> _Given problem_
Can you quote exactly the stretch of lines from the one with "Read this page and output its text content." through the final line of the material, both ends included?

(Data records)
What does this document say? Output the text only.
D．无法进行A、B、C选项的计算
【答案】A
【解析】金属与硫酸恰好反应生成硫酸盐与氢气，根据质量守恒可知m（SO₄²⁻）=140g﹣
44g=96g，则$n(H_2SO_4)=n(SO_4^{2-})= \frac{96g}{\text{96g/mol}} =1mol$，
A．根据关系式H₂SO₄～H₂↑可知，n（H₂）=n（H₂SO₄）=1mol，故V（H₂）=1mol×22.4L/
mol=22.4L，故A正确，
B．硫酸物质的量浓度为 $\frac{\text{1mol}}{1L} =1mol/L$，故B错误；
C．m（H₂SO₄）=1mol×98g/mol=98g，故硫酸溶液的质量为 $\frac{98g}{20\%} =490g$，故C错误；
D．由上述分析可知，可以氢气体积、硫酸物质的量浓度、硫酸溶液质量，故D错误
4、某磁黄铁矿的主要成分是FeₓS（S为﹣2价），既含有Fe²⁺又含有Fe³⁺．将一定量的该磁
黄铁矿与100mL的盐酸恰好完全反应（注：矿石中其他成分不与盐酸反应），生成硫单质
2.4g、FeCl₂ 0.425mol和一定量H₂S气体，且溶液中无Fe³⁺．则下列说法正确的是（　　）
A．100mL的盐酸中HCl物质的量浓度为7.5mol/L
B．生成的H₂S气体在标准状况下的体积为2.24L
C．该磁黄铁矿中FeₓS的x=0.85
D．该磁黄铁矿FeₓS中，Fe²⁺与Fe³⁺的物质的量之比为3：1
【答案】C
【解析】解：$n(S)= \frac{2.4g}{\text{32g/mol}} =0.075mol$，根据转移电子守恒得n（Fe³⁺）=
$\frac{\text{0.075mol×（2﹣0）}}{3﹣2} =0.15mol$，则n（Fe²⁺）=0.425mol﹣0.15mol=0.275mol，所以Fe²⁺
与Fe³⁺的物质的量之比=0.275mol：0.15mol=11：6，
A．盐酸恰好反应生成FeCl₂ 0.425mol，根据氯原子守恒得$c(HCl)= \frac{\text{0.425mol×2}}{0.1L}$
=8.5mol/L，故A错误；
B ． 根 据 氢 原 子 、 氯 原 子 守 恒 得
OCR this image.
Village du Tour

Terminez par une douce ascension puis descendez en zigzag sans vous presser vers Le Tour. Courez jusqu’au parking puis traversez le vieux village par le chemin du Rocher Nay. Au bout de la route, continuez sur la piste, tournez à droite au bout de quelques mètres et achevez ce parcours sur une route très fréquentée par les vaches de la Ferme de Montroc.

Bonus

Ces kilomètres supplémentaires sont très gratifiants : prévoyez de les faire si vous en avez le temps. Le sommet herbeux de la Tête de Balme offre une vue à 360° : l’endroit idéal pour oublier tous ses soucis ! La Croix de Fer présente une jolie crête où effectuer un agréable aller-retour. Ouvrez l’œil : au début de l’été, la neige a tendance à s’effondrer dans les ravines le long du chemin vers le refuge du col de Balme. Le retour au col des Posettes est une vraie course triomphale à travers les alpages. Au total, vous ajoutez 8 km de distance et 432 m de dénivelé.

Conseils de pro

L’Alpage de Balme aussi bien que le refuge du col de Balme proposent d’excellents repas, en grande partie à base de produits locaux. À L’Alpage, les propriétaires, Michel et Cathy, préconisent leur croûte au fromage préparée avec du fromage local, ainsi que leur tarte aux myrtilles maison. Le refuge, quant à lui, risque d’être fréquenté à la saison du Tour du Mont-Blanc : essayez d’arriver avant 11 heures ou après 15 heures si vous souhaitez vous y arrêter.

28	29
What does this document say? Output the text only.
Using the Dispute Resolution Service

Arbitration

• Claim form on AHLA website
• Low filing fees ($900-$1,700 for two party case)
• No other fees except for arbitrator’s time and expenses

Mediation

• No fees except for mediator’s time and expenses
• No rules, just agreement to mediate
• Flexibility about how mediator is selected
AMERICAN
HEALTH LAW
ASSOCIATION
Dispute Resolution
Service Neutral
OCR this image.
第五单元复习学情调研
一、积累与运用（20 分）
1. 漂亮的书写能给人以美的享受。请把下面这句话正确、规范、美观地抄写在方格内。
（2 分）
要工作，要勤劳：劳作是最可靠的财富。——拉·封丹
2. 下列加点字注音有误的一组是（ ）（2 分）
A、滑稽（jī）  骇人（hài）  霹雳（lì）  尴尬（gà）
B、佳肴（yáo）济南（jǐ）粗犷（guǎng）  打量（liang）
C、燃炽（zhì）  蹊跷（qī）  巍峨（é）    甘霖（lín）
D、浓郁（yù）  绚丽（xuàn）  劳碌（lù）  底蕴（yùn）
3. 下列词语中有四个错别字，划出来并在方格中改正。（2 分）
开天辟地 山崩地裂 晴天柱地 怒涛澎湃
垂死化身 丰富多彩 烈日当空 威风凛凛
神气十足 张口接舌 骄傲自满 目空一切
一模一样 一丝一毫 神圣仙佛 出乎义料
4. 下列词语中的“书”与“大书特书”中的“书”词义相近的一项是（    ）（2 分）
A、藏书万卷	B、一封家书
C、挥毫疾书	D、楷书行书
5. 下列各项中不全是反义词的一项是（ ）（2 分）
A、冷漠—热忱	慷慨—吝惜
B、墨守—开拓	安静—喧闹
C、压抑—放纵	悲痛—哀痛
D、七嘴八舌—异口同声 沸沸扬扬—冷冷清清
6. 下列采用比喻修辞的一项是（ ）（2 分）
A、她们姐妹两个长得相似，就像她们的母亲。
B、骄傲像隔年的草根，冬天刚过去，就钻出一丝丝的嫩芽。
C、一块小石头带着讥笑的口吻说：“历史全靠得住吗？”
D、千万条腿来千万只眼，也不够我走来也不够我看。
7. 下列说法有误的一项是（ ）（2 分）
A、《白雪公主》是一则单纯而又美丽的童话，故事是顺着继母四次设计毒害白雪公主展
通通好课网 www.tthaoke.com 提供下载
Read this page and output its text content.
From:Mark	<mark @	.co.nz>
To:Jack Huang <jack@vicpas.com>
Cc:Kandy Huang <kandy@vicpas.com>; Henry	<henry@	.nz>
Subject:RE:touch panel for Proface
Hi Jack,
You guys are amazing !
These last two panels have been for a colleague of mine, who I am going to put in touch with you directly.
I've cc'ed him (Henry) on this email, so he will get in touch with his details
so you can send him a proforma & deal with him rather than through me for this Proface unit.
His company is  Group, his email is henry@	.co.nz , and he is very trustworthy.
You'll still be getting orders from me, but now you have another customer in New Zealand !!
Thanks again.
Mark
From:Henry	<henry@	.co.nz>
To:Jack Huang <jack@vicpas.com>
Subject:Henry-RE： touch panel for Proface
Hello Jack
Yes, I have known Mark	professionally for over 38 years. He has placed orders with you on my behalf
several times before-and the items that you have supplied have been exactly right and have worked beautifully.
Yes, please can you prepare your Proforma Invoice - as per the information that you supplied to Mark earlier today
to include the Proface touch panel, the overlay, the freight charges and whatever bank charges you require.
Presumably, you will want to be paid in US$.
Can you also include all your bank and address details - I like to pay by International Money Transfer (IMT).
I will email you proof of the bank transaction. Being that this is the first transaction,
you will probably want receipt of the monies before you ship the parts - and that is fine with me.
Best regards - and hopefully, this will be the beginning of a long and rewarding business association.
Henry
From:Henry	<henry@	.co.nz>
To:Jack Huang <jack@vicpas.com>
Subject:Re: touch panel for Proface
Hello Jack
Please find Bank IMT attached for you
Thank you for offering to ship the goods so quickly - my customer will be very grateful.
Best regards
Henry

> _Result of this exercise_
Read this page and output its text content.
From:Mark	<mark @	.co.nz>
To:Jack Huang <jack@vicpas.com>
Cc:Kandy Huang <kandy@vicpas.com>; Henry	<henry@	.nz>
Subject:RE:touch panel for Proface
Hi Jack,
You guys are amazing !
These last two panels have been for a colleague of mine, who I am going to put in touch with you directly.
I've cc'ed him (Henry) on this email, so he will get in touch with his details
so you can send him a proforma & deal with him rather than through me for this Proface unit.
His company is  Group, his email is henry@	.co.nz , and he is very trustworthy.
You'll still be getting orders from me, but now you have another customer in New Zealand !!
Thanks again.
Mark
From:Henry	<henry@	.co.nz>
To:Jack Huang <jack@vicpas.com>
Subject:Henry-RE： touch panel for Proface
Hello Jack
Yes, I have known Mark	professionally for over 38 years. He has placed orders with you on my behalf
several times before-and the items that you have supplied have been exactly right and have worked beautifully.
Yes, please can you prepare your Proforma Invoice - as per the information that you supplied to Mark earlier today
to include the Proface touch panel, the overlay, the freight charges and whatever bank charges you require.
Presumably, you will want to be paid in US$.
Can you also include all your bank and address details - I like to pay by International Money Transfer (IMT).
I will email you proof of the bank transaction. Being that this is the first transaction,
you will probably want receipt of the monies before you ship the parts - and that is fine with me.
Best regards - and hopefully, this will be the beginning of a long and rewarding business association.
Henry
From:Henry	<henry@	.co.nz>
To:Jack Huang <jack@vicpas.com>
Subject:Re: touch panel for Proface
Hello Jack
Please find Bank IMT attached for you
Thank you for offering to ship the goods so quickly - my customer will be very grateful.
Best regards
Henry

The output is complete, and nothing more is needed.